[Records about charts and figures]
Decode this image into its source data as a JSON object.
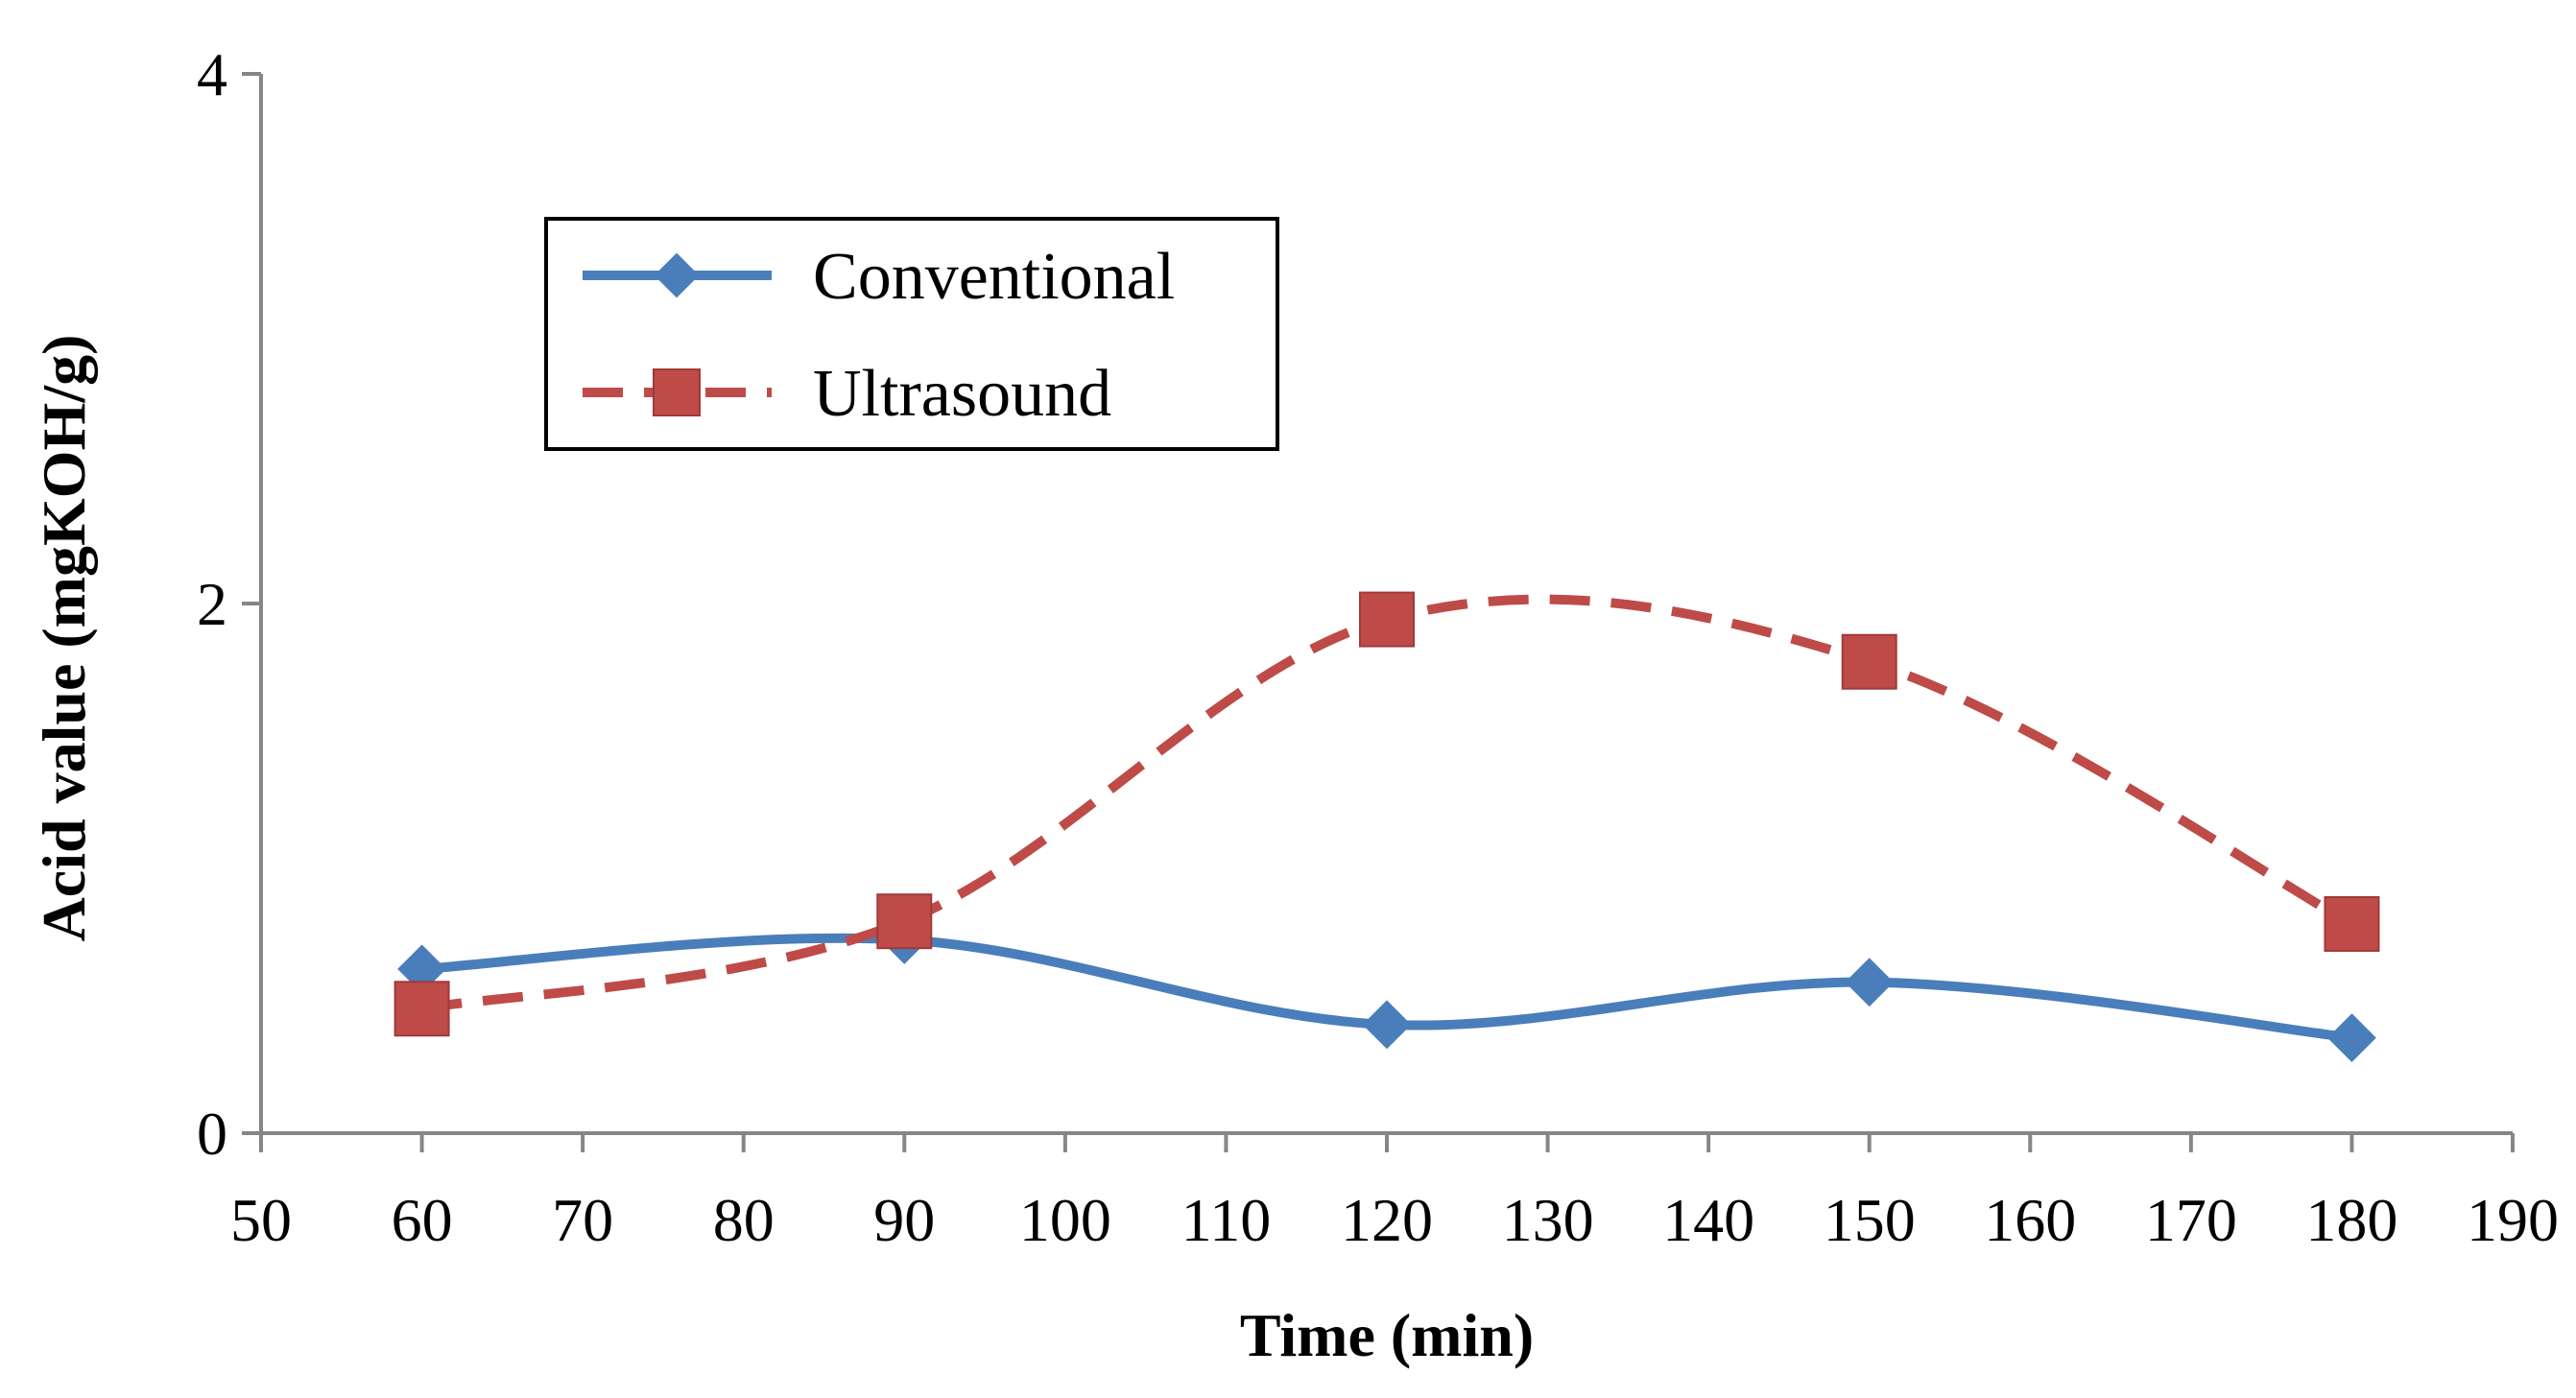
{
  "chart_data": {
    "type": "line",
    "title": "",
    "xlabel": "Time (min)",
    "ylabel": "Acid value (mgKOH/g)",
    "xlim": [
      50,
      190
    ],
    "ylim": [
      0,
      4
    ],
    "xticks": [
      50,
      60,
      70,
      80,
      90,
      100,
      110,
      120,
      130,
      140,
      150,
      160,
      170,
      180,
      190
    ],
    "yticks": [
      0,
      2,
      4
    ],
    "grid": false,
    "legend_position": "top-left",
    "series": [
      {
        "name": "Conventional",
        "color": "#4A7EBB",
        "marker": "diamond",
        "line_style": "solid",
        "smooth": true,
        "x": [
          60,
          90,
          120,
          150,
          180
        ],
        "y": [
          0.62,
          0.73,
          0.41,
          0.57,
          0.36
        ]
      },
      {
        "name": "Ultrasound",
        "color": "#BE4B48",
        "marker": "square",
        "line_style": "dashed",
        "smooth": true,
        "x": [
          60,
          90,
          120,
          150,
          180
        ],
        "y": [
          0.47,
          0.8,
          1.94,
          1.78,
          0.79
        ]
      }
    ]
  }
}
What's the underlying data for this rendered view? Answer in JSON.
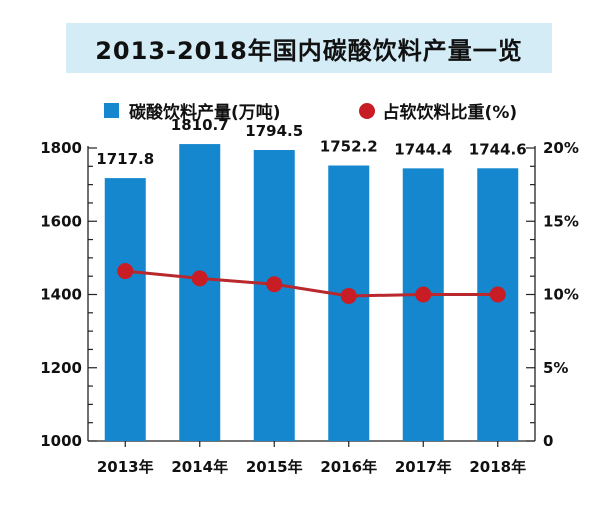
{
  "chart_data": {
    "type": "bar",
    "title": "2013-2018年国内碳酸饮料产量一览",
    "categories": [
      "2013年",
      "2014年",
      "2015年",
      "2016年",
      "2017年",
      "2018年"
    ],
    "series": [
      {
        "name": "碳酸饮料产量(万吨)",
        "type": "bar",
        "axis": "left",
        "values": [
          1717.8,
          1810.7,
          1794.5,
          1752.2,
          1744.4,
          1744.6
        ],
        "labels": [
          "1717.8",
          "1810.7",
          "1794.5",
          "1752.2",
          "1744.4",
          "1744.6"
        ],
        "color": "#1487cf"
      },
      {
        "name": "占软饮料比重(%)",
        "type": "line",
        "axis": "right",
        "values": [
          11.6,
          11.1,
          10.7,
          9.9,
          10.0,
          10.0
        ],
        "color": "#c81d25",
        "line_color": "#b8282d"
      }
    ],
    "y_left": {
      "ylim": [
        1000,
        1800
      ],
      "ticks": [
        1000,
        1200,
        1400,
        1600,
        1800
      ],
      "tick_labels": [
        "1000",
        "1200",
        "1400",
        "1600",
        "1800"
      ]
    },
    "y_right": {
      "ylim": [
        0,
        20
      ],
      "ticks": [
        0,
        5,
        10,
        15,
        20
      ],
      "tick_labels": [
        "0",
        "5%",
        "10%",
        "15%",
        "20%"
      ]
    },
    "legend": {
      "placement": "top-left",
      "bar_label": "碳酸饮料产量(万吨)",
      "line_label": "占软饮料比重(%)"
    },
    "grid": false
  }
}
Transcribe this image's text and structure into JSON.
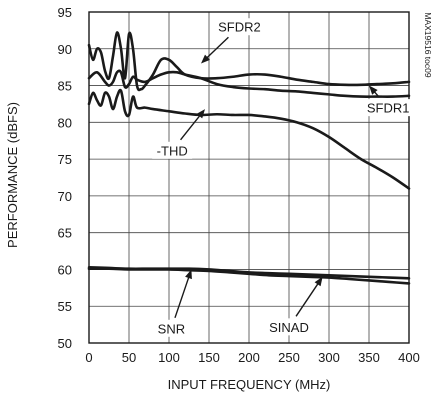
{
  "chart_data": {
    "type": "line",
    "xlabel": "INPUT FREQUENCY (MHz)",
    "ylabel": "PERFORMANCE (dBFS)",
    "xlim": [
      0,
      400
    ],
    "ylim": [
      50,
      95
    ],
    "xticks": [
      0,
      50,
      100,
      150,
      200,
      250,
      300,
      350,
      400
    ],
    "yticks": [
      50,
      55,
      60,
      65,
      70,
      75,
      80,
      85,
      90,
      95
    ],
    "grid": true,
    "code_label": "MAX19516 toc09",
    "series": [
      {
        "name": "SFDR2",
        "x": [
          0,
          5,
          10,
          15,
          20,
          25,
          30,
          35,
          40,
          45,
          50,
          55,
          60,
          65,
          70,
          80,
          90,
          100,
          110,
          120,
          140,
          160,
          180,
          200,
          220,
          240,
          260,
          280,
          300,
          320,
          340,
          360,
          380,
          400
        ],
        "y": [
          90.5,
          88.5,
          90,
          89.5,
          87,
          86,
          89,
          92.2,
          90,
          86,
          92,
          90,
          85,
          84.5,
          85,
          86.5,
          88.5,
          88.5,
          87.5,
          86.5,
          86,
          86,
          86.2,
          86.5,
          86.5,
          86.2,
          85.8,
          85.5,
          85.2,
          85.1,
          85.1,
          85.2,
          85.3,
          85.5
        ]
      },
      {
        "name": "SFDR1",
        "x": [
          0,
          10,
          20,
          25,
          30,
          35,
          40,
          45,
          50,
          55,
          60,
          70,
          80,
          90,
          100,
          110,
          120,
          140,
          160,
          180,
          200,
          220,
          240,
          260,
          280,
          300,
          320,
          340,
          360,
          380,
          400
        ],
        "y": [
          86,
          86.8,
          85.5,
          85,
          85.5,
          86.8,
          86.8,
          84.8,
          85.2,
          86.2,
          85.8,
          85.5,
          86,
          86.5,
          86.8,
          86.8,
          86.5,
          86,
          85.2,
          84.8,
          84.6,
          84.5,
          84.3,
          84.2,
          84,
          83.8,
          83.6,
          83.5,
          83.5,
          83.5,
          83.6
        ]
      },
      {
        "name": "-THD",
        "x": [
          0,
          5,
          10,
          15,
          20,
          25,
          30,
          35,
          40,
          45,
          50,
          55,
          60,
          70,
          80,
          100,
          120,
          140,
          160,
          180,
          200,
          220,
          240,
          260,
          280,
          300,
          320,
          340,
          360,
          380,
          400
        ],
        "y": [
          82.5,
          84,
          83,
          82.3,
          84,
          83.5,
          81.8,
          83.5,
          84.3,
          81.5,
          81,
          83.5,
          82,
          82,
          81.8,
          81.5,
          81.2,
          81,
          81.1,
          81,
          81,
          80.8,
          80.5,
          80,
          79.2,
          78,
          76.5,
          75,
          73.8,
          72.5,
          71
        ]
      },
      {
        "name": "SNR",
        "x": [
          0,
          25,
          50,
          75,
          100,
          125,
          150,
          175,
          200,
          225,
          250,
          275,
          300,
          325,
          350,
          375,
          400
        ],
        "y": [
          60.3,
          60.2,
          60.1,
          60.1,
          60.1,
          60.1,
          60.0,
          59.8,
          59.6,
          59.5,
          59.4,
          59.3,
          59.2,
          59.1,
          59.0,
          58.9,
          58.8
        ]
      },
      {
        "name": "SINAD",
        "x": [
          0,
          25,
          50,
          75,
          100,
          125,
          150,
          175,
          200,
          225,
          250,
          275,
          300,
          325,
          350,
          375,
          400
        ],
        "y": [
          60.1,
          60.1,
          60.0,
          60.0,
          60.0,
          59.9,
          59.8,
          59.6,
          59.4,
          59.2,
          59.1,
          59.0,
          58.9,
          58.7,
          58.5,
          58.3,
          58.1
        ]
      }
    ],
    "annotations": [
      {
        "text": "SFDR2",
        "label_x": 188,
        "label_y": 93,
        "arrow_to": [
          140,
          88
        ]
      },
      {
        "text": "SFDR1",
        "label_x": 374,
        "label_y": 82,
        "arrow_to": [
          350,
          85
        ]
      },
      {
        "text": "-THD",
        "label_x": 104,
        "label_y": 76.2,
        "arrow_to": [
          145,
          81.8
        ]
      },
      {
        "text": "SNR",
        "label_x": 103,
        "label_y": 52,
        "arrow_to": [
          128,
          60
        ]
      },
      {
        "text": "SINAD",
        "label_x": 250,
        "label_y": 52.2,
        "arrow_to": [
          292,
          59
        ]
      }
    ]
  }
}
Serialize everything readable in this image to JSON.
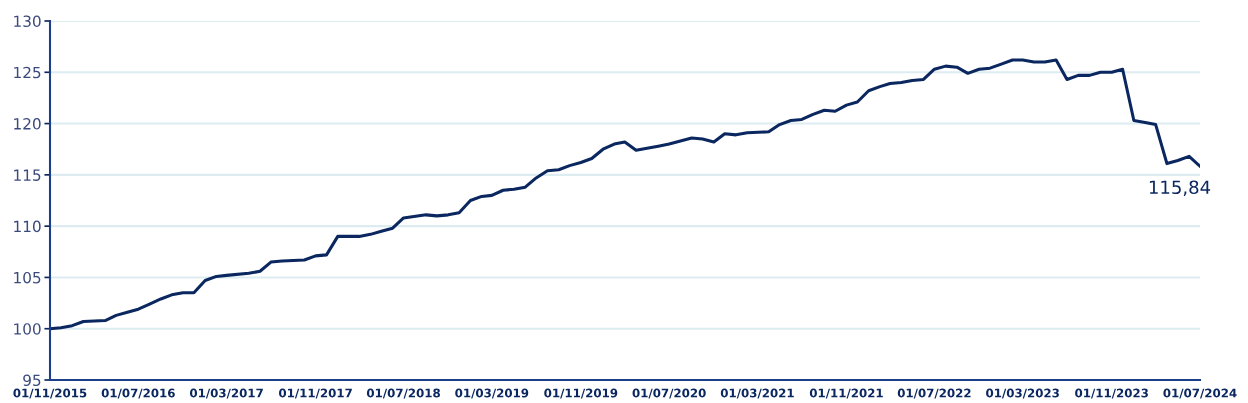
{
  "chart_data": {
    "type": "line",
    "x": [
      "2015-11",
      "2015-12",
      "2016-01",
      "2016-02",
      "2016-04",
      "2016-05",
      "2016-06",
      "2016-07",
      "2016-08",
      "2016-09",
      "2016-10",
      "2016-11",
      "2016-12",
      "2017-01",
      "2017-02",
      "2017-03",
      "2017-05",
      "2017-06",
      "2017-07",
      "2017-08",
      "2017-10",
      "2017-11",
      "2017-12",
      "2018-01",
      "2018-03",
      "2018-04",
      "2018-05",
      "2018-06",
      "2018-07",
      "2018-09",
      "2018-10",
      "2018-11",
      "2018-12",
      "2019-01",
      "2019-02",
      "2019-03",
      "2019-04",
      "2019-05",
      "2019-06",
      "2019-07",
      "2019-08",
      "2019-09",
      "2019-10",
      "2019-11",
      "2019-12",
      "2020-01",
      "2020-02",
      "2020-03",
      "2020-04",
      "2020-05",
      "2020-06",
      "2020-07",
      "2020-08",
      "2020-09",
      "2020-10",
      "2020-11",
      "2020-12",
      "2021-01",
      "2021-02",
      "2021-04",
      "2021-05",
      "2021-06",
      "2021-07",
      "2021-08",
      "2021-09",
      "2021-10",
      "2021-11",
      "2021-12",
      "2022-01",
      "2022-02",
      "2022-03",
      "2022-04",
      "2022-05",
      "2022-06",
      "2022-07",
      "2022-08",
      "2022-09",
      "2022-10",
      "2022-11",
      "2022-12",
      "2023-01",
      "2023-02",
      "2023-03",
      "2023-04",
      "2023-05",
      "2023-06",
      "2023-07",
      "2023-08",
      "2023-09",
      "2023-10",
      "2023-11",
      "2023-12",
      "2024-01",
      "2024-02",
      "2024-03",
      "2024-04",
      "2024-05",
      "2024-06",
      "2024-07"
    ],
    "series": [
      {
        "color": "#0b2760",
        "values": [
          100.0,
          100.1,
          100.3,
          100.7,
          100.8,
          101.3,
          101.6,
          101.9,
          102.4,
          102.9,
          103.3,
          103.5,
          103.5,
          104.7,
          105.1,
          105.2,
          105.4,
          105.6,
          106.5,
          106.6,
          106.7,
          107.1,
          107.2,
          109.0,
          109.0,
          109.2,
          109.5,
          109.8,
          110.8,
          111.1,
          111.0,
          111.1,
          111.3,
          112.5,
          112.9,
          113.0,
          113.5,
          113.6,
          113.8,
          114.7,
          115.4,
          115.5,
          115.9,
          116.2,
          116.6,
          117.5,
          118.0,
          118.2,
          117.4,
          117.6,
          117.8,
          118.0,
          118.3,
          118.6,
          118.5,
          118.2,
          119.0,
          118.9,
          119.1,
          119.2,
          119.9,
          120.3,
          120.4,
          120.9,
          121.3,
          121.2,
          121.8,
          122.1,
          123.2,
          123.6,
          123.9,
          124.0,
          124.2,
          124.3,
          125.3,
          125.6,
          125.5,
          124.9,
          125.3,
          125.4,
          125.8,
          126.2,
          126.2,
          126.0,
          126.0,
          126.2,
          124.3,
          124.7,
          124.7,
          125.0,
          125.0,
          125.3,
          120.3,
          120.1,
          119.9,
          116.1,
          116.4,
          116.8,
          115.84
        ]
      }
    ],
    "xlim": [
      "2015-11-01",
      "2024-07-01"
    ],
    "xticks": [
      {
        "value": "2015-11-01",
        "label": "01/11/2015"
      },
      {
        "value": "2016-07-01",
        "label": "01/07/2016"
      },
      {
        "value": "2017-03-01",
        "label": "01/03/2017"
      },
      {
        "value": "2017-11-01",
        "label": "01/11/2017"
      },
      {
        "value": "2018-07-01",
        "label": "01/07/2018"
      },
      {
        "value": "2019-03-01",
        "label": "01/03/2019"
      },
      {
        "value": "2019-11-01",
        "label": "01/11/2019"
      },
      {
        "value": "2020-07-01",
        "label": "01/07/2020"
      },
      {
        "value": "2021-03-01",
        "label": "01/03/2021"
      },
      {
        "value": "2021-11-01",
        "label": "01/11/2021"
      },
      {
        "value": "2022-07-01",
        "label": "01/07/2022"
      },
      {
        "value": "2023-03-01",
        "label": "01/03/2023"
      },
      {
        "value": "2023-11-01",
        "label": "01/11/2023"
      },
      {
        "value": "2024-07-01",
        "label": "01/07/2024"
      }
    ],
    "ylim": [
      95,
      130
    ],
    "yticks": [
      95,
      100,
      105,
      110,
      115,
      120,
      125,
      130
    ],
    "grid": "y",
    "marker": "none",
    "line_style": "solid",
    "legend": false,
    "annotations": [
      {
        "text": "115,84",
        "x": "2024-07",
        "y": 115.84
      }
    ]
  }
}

§ **Requirement**
Copy each line in the data that holds the word "JSON".

§ **Finished task**
Decode this image into its source data as a JSON object.
What's the underlying data for this rendered view? Answer in JSON.
Transcribe this image's text and structure into JSON.
Serialize everything readable in this image to JSON.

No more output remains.